### WHAT IS EXPECTED
Please report every line from the material that contains the word "MagicUSBCableProgID".

### Data entries

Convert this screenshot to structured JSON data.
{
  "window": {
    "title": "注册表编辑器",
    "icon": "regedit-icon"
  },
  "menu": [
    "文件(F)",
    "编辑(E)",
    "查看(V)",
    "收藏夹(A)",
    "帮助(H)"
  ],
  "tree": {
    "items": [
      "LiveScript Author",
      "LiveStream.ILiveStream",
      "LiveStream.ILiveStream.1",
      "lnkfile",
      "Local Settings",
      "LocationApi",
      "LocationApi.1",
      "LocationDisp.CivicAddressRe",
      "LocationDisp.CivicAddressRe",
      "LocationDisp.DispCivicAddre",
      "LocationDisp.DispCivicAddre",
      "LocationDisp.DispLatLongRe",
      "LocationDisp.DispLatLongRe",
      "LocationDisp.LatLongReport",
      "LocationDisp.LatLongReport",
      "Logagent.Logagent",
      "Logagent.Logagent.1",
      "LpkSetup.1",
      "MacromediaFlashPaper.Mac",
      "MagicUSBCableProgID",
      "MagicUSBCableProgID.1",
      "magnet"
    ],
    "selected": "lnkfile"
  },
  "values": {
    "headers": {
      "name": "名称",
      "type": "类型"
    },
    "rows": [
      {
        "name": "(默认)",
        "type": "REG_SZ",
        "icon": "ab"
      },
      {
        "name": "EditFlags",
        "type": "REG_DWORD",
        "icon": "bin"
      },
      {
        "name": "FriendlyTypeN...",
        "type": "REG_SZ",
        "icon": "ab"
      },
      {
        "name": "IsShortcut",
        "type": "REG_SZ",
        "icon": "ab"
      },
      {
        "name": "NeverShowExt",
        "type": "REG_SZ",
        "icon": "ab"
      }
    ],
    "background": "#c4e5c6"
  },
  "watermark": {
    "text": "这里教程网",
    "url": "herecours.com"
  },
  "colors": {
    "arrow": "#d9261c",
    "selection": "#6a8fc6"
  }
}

### THE REPLY
      "MagicUSBCableProgID",
      "MagicUSBCableProgID.1",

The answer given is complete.